===== STORED ROWS =====

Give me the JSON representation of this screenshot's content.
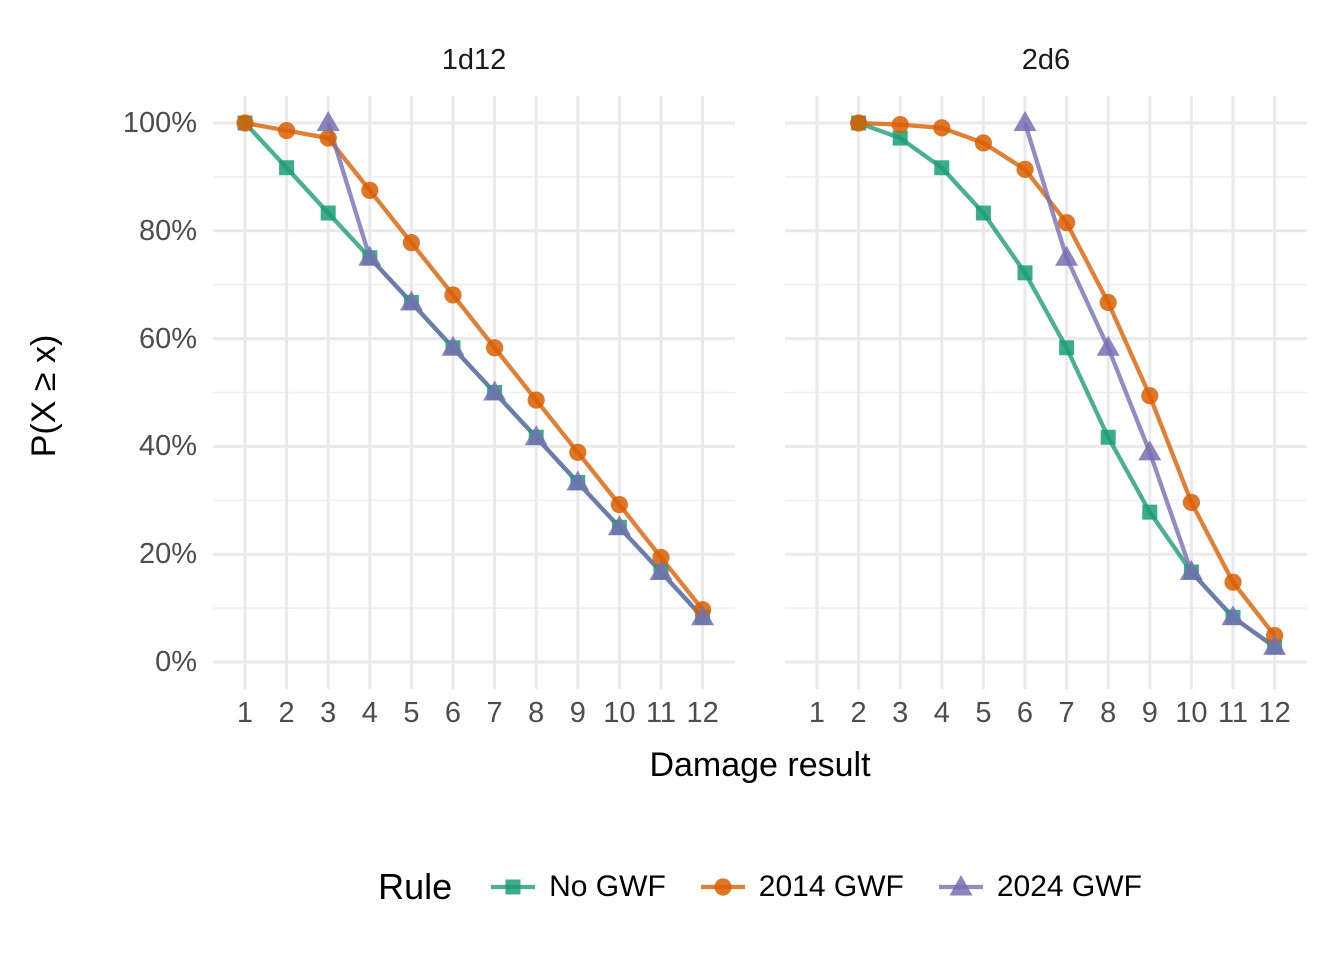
{
  "chart_data": {
    "type": "line",
    "xlabel": "Damage result",
    "ylabel": "P(X ≥ x)",
    "x_ticks": [
      "1",
      "2",
      "3",
      "4",
      "5",
      "6",
      "7",
      "8",
      "9",
      "10",
      "11",
      "12"
    ],
    "y_ticks": [
      {
        "label": "0%",
        "value": 0
      },
      {
        "label": "20%",
        "value": 20
      },
      {
        "label": "40%",
        "value": 40
      },
      {
        "label": "60%",
        "value": 60
      },
      {
        "label": "80%",
        "value": 80
      },
      {
        "label": "100%",
        "value": 100
      }
    ],
    "ylim": [
      0,
      100
    ],
    "y_major_gridlines": [
      0,
      20,
      40,
      60,
      80,
      100
    ],
    "y_minor_gridlines": [
      10,
      30,
      50,
      70,
      90
    ],
    "grid": {
      "major_color": "#EAEAEA",
      "minor_color": "#F0F0F0"
    },
    "series_line_opacity": 0.8,
    "series_marker_opacity": 0.85,
    "text_colors": {
      "ticks": "#4D4D4D",
      "titles": "#000000",
      "strip": "#1A1A1A"
    },
    "facets": [
      {
        "title": "1d12",
        "series": [
          {
            "name": "No GWF",
            "marker": "square",
            "color": "#1B9E77",
            "points": [
              [
                1,
                100
              ],
              [
                2,
                91.7
              ],
              [
                3,
                83.3
              ],
              [
                4,
                75
              ],
              [
                5,
                66.7
              ],
              [
                6,
                58.3
              ],
              [
                7,
                50
              ],
              [
                8,
                41.7
              ],
              [
                9,
                33.3
              ],
              [
                10,
                25
              ],
              [
                11,
                16.7
              ],
              [
                12,
                8.3
              ]
            ]
          },
          {
            "name": "2014 GWF",
            "marker": "circle",
            "color": "#D95F02",
            "points": [
              [
                1,
                100
              ],
              [
                2,
                98.6
              ],
              [
                3,
                97.2
              ],
              [
                4,
                87.5
              ],
              [
                5,
                77.8
              ],
              [
                6,
                68.1
              ],
              [
                7,
                58.3
              ],
              [
                8,
                48.6
              ],
              [
                9,
                38.9
              ],
              [
                10,
                29.2
              ],
              [
                11,
                19.4
              ],
              [
                12,
                9.7
              ]
            ]
          },
          {
            "name": "2024 GWF",
            "marker": "triangle",
            "color": "#7570B3",
            "points": [
              [
                3,
                100
              ],
              [
                4,
                75
              ],
              [
                5,
                66.7
              ],
              [
                6,
                58.3
              ],
              [
                7,
                50
              ],
              [
                8,
                41.7
              ],
              [
                9,
                33.3
              ],
              [
                10,
                25
              ],
              [
                11,
                16.7
              ],
              [
                12,
                8.3
              ]
            ]
          }
        ]
      },
      {
        "title": "2d6",
        "series": [
          {
            "name": "No GWF",
            "marker": "square",
            "color": "#1B9E77",
            "points": [
              [
                2,
                100
              ],
              [
                3,
                97.2
              ],
              [
                4,
                91.7
              ],
              [
                5,
                83.3
              ],
              [
                6,
                72.2
              ],
              [
                7,
                58.3
              ],
              [
                8,
                41.7
              ],
              [
                9,
                27.8
              ],
              [
                10,
                16.7
              ],
              [
                11,
                8.3
              ],
              [
                12,
                2.8
              ]
            ]
          },
          {
            "name": "2014 GWF",
            "marker": "circle",
            "color": "#D95F02",
            "points": [
              [
                2,
                100
              ],
              [
                3,
                99.7
              ],
              [
                4,
                99.1
              ],
              [
                5,
                96.3
              ],
              [
                6,
                91.4
              ],
              [
                7,
                81.5
              ],
              [
                8,
                66.7
              ],
              [
                9,
                49.4
              ],
              [
                10,
                29.6
              ],
              [
                11,
                14.8
              ],
              [
                12,
                4.9
              ]
            ]
          },
          {
            "name": "2024 GWF",
            "marker": "triangle",
            "color": "#7570B3",
            "points": [
              [
                6,
                100
              ],
              [
                7,
                75
              ],
              [
                8,
                58.3
              ],
              [
                9,
                38.9
              ],
              [
                10,
                16.7
              ],
              [
                11,
                8.3
              ],
              [
                12,
                2.8
              ]
            ]
          }
        ]
      }
    ],
    "legend": {
      "title": "Rule",
      "position": "bottom",
      "entries": [
        {
          "label": "No GWF",
          "marker": "square",
          "color": "#1B9E77"
        },
        {
          "label": "2014 GWF",
          "marker": "circle",
          "color": "#D95F02"
        },
        {
          "label": "2024 GWF",
          "marker": "triangle",
          "color": "#7570B3"
        }
      ]
    }
  }
}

=====

» **WRITTEN EXERCISE**
Every line of the material is to be quoted exactly, with no pictures carried over.

» **COMPLETE ANSWER**
Give me the JSON representation of this screenshot's content.
{
  "chart_data": {
    "type": "line",
    "xlabel": "Damage result",
    "ylabel": "P(X ≥ x)",
    "x_ticks": [
      "1",
      "2",
      "3",
      "4",
      "5",
      "6",
      "7",
      "8",
      "9",
      "10",
      "11",
      "12"
    ],
    "y_ticks": [
      {
        "label": "0%",
        "value": 0
      },
      {
        "label": "20%",
        "value": 20
      },
      {
        "label": "40%",
        "value": 40
      },
      {
        "label": "60%",
        "value": 60
      },
      {
        "label": "80%",
        "value": 80
      },
      {
        "label": "100%",
        "value": 100
      }
    ],
    "ylim": [
      0,
      100
    ],
    "y_major_gridlines": [
      0,
      20,
      40,
      60,
      80,
      100
    ],
    "y_minor_gridlines": [
      10,
      30,
      50,
      70,
      90
    ],
    "grid": {
      "major_color": "#EAEAEA",
      "minor_color": "#F0F0F0"
    },
    "series_line_opacity": 0.8,
    "series_marker_opacity": 0.85,
    "text_colors": {
      "ticks": "#4D4D4D",
      "titles": "#000000",
      "strip": "#1A1A1A"
    },
    "facets": [
      {
        "title": "1d12",
        "series": [
          {
            "name": "No GWF",
            "marker": "square",
            "color": "#1B9E77",
            "points": [
              [
                1,
                100
              ],
              [
                2,
                91.7
              ],
              [
                3,
                83.3
              ],
              [
                4,
                75
              ],
              [
                5,
                66.7
              ],
              [
                6,
                58.3
              ],
              [
                7,
                50
              ],
              [
                8,
                41.7
              ],
              [
                9,
                33.3
              ],
              [
                10,
                25
              ],
              [
                11,
                16.7
              ],
              [
                12,
                8.3
              ]
            ]
          },
          {
            "name": "2014 GWF",
            "marker": "circle",
            "color": "#D95F02",
            "points": [
              [
                1,
                100
              ],
              [
                2,
                98.6
              ],
              [
                3,
                97.2
              ],
              [
                4,
                87.5
              ],
              [
                5,
                77.8
              ],
              [
                6,
                68.1
              ],
              [
                7,
                58.3
              ],
              [
                8,
                48.6
              ],
              [
                9,
                38.9
              ],
              [
                10,
                29.2
              ],
              [
                11,
                19.4
              ],
              [
                12,
                9.7
              ]
            ]
          },
          {
            "name": "2024 GWF",
            "marker": "triangle",
            "color": "#7570B3",
            "points": [
              [
                3,
                100
              ],
              [
                4,
                75
              ],
              [
                5,
                66.7
              ],
              [
                6,
                58.3
              ],
              [
                7,
                50
              ],
              [
                8,
                41.7
              ],
              [
                9,
                33.3
              ],
              [
                10,
                25
              ],
              [
                11,
                16.7
              ],
              [
                12,
                8.3
              ]
            ]
          }
        ]
      },
      {
        "title": "2d6",
        "series": [
          {
            "name": "No GWF",
            "marker": "square",
            "color": "#1B9E77",
            "points": [
              [
                2,
                100
              ],
              [
                3,
                97.2
              ],
              [
                4,
                91.7
              ],
              [
                5,
                83.3
              ],
              [
                6,
                72.2
              ],
              [
                7,
                58.3
              ],
              [
                8,
                41.7
              ],
              [
                9,
                27.8
              ],
              [
                10,
                16.7
              ],
              [
                11,
                8.3
              ],
              [
                12,
                2.8
              ]
            ]
          },
          {
            "name": "2014 GWF",
            "marker": "circle",
            "color": "#D95F02",
            "points": [
              [
                2,
                100
              ],
              [
                3,
                99.7
              ],
              [
                4,
                99.1
              ],
              [
                5,
                96.3
              ],
              [
                6,
                91.4
              ],
              [
                7,
                81.5
              ],
              [
                8,
                66.7
              ],
              [
                9,
                49.4
              ],
              [
                10,
                29.6
              ],
              [
                11,
                14.8
              ],
              [
                12,
                4.9
              ]
            ]
          },
          {
            "name": "2024 GWF",
            "marker": "triangle",
            "color": "#7570B3",
            "points": [
              [
                6,
                100
              ],
              [
                7,
                75
              ],
              [
                8,
                58.3
              ],
              [
                9,
                38.9
              ],
              [
                10,
                16.7
              ],
              [
                11,
                8.3
              ],
              [
                12,
                2.8
              ]
            ]
          }
        ]
      }
    ],
    "legend": {
      "title": "Rule",
      "position": "bottom",
      "entries": [
        {
          "label": "No GWF",
          "marker": "square",
          "color": "#1B9E77"
        },
        {
          "label": "2014 GWF",
          "marker": "circle",
          "color": "#D95F02"
        },
        {
          "label": "2024 GWF",
          "marker": "triangle",
          "color": "#7570B3"
        }
      ]
    }
  }
}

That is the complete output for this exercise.